# WHAT TO PRODUCE
Extract all of the entries and set them down verbatim.

[Dataset excerpt]

>>>

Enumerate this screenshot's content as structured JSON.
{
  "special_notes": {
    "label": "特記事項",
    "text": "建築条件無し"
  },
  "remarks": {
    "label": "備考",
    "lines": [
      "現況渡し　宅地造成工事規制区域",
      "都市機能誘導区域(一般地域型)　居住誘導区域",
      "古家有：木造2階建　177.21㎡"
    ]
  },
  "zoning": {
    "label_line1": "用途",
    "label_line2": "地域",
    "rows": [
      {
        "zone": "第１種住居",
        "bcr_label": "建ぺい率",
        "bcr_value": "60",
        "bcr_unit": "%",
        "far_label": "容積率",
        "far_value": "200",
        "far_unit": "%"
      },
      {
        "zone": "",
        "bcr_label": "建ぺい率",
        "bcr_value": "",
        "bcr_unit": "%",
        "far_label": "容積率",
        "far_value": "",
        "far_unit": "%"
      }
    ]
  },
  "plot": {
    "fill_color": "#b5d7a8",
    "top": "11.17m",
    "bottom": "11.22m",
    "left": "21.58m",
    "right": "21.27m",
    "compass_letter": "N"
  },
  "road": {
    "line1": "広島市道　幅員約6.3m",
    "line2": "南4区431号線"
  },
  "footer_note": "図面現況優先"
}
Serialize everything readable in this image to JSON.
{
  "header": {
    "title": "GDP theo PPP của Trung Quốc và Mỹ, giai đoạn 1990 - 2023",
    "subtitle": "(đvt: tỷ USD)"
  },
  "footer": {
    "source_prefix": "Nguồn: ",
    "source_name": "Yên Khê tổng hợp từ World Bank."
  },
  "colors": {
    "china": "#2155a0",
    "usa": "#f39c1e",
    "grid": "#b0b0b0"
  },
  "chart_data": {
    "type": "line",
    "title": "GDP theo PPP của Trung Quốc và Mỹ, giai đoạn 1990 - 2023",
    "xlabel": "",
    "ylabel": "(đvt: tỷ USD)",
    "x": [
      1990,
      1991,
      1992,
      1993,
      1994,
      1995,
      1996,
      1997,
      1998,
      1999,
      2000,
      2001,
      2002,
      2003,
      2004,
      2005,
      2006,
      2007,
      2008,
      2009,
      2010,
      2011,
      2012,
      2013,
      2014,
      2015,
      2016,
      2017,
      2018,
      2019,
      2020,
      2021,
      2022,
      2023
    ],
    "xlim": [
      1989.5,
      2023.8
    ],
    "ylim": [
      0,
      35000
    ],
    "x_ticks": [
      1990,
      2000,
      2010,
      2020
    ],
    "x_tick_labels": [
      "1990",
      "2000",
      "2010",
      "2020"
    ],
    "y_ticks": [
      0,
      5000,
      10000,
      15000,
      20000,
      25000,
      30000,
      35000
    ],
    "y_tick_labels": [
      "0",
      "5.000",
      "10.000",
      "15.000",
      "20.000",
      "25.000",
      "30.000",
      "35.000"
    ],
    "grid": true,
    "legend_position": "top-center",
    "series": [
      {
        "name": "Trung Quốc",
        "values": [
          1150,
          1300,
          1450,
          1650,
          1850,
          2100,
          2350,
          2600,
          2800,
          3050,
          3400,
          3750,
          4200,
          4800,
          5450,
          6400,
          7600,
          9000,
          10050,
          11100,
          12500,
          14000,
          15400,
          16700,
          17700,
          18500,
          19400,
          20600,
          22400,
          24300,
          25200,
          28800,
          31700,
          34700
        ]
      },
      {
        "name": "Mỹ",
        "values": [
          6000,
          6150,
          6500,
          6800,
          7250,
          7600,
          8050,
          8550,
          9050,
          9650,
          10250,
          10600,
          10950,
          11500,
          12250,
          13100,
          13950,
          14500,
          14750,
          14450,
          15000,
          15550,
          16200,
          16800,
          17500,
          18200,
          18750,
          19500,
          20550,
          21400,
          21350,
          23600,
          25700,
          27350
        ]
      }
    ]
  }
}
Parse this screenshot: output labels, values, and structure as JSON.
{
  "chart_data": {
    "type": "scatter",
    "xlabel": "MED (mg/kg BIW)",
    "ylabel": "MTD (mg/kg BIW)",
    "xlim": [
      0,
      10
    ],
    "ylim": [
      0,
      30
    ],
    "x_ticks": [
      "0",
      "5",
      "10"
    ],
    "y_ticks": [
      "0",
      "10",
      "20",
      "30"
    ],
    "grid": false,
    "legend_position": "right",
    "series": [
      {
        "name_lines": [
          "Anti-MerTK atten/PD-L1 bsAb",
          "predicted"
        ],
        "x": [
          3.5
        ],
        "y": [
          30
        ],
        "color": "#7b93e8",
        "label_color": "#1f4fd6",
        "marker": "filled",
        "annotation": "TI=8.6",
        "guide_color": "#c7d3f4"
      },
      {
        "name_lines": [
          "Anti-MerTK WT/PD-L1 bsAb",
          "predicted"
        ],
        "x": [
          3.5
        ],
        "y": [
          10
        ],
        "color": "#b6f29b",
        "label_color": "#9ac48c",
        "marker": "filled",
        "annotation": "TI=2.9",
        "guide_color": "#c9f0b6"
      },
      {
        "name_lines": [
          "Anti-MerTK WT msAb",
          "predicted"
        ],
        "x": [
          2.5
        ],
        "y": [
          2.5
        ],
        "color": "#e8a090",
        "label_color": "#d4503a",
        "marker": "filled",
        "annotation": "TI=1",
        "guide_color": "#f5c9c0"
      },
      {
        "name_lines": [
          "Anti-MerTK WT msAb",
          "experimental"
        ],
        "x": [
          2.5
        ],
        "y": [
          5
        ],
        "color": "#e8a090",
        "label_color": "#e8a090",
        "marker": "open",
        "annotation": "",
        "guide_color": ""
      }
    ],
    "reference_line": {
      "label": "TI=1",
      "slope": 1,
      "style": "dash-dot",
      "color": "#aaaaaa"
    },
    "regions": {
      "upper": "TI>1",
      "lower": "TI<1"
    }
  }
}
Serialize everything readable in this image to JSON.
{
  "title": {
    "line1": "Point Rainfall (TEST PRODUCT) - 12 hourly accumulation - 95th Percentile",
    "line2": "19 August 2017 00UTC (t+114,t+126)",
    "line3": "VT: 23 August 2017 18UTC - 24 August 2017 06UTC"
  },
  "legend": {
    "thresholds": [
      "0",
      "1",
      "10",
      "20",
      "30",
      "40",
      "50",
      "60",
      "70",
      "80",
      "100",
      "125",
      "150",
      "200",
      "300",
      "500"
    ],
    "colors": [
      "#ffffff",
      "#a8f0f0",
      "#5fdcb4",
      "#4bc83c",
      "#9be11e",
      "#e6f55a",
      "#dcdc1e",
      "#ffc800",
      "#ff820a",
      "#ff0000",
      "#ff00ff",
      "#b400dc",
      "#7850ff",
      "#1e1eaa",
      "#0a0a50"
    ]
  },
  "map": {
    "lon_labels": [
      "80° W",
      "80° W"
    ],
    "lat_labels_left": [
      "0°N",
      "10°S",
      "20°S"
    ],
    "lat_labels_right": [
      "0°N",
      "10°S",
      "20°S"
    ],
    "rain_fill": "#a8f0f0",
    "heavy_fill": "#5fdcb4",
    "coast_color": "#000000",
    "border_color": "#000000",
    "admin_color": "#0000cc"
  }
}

<<<

# SOLUTION FOR THIS EXERCISE
Enumerate this screenshot's content as structured JSON.
{
  "special_notes": {
    "label": "特記事項",
    "text": "建築条件無し"
  },
  "remarks": {
    "label": "備考",
    "lines": [
      "現況渡し　宅地造成工事規制区域",
      "都市機能誘導区域(一般地域型)　居住誘導区域",
      "古家有：木造2階建　177.21㎡"
    ]
  },
  "zoning": {
    "label_line1": "用途",
    "label_line2": "地域",
    "rows": [
      {
        "zone": "第１種住居",
        "bcr_label": "建ぺい率",
        "bcr_value": "60",
        "bcr_unit": "%",
        "far_label": "容積率",
        "far_value": "200",
        "far_unit": "%"
      },
      {
        "zone": "",
        "bcr_label": "建ぺい率",
        "bcr_value": "",
        "bcr_unit": "%",
        "far_label": "容積率",
        "far_value": "",
        "far_unit": "%"
      }
    ]
  },
  "plot": {
    "fill_color": "#b5d7a8",
    "top": "11.17m",
    "bottom": "11.22m",
    "left": "21.58m",
    "right": "21.27m",
    "compass_letter": "N"
  },
  "road": {
    "line1": "広島市道　幅員約6.3m",
    "line2": "南4区431号線"
  },
  "footer_note": "図面現況優先"
}
Serialize everything readable in this image to JSON.
{
  "header": {
    "title": "GDP theo PPP của Trung Quốc và Mỹ, giai đoạn 1990 - 2023",
    "subtitle": "(đvt: tỷ USD)"
  },
  "footer": {
    "source_prefix": "Nguồn: ",
    "source_name": "Yên Khê tổng hợp từ World Bank."
  },
  "colors": {
    "china": "#2155a0",
    "usa": "#f39c1e",
    "grid": "#b0b0b0"
  },
  "chart_data": {
    "type": "line",
    "title": "GDP theo PPP của Trung Quốc và Mỹ, giai đoạn 1990 - 2023",
    "xlabel": "",
    "ylabel": "(đvt: tỷ USD)",
    "x": [
      1990,
      1991,
      1992,
      1993,
      1994,
      1995,
      1996,
      1997,
      1998,
      1999,
      2000,
      2001,
      2002,
      2003,
      2004,
      2005,
      2006,
      2007,
      2008,
      2009,
      2010,
      2011,
      2012,
      2013,
      2014,
      2015,
      2016,
      2017,
      2018,
      2019,
      2020,
      2021,
      2022,
      2023
    ],
    "xlim": [
      1989.5,
      2023.8
    ],
    "ylim": [
      0,
      35000
    ],
    "x_ticks": [
      1990,
      2000,
      2010,
      2020
    ],
    "x_tick_labels": [
      "1990",
      "2000",
      "2010",
      "2020"
    ],
    "y_ticks": [
      0,
      5000,
      10000,
      15000,
      20000,
      25000,
      30000,
      35000
    ],
    "y_tick_labels": [
      "0",
      "5.000",
      "10.000",
      "15.000",
      "20.000",
      "25.000",
      "30.000",
      "35.000"
    ],
    "grid": true,
    "legend_position": "top-center",
    "series": [
      {
        "name": "Trung Quốc",
        "values": [
          1150,
          1300,
          1450,
          1650,
          1850,
          2100,
          2350,
          2600,
          2800,
          3050,
          3400,
          3750,
          4200,
          4800,
          5450,
          6400,
          7600,
          9000,
          10050,
          11100,
          12500,
          14000,
          15400,
          16700,
          17700,
          18500,
          19400,
          20600,
          22400,
          24300,
          25200,
          28800,
          31700,
          34700
        ]
      },
      {
        "name": "Mỹ",
        "values": [
          6000,
          6150,
          6500,
          6800,
          7250,
          7600,
          8050,
          8550,
          9050,
          9650,
          10250,
          10600,
          10950,
          11500,
          12250,
          13100,
          13950,
          14500,
          14750,
          14450,
          15000,
          15550,
          16200,
          16800,
          17500,
          18200,
          18750,
          19500,
          20550,
          21400,
          21350,
          23600,
          25700,
          27350
        ]
      }
    ]
  }
}
Parse this screenshot: output labels, values, and structure as JSON.
{
  "chart_data": {
    "type": "scatter",
    "xlabel": "MED (mg/kg BIW)",
    "ylabel": "MTD (mg/kg BIW)",
    "xlim": [
      0,
      10
    ],
    "ylim": [
      0,
      30
    ],
    "x_ticks": [
      "0",
      "5",
      "10"
    ],
    "y_ticks": [
      "0",
      "10",
      "20",
      "30"
    ],
    "grid": false,
    "legend_position": "right",
    "series": [
      {
        "name_lines": [
          "Anti-MerTK atten/PD-L1 bsAb",
          "predicted"
        ],
        "x": [
          3.5
        ],
        "y": [
          30
        ],
        "color": "#7b93e8",
        "label_color": "#1f4fd6",
        "marker": "filled",
        "annotation": "TI=8.6",
        "guide_color": "#c7d3f4"
      },
      {
        "name_lines": [
          "Anti-MerTK WT/PD-L1 bsAb",
          "predicted"
        ],
        "x": [
          3.5
        ],
        "y": [
          10
        ],
        "color": "#b6f29b",
        "label_color": "#9ac48c",
        "marker": "filled",
        "annotation": "TI=2.9",
        "guide_color": "#c9f0b6"
      },
      {
        "name_lines": [
          "Anti-MerTK WT msAb",
          "predicted"
        ],
        "x": [
          2.5
        ],
        "y": [
          2.5
        ],
        "color": "#e8a090",
        "label_color": "#d4503a",
        "marker": "filled",
        "annotation": "TI=1",
        "guide_color": "#f5c9c0"
      },
      {
        "name_lines": [
          "Anti-MerTK WT msAb",
          "experimental"
        ],
        "x": [
          2.5
        ],
        "y": [
          5
        ],
        "color": "#e8a090",
        "label_color": "#e8a090",
        "marker": "open",
        "annotation": "",
        "guide_color": ""
      }
    ],
    "reference_line": {
      "label": "TI=1",
      "slope": 1,
      "style": "dash-dot",
      "color": "#aaaaaa"
    },
    "regions": {
      "upper": "TI>1",
      "lower": "TI<1"
    }
  }
}
Serialize everything readable in this image to JSON.
{
  "title": {
    "line1": "Point Rainfall (TEST PRODUCT) - 12 hourly accumulation - 95th Percentile",
    "line2": "19 August 2017 00UTC (t+114,t+126)",
    "line3": "VT: 23 August 2017 18UTC - 24 August 2017 06UTC"
  },
  "legend": {
    "thresholds": [
      "0",
      "1",
      "10",
      "20",
      "30",
      "40",
      "50",
      "60",
      "70",
      "80",
      "100",
      "125",
      "150",
      "200",
      "300",
      "500"
    ],
    "colors": [
      "#ffffff",
      "#a8f0f0",
      "#5fdcb4",
      "#4bc83c",
      "#9be11e",
      "#e6f55a",
      "#dcdc1e",
      "#ffc800",
      "#ff820a",
      "#ff0000",
      "#ff00ff",
      "#b400dc",
      "#7850ff",
      "#1e1eaa",
      "#0a0a50"
    ]
  },
  "map": {
    "lon_labels": [
      "80° W",
      "80° W"
    ],
    "lat_labels_left": [
      "0°N",
      "10°S",
      "20°S"
    ],
    "lat_labels_right": [
      "0°N",
      "10°S",
      "20°S"
    ],
    "rain_fill": "#a8f0f0",
    "heavy_fill": "#5fdcb4",
    "coast_color": "#000000",
    "border_color": "#000000",
    "admin_color": "#0000cc"
  }
}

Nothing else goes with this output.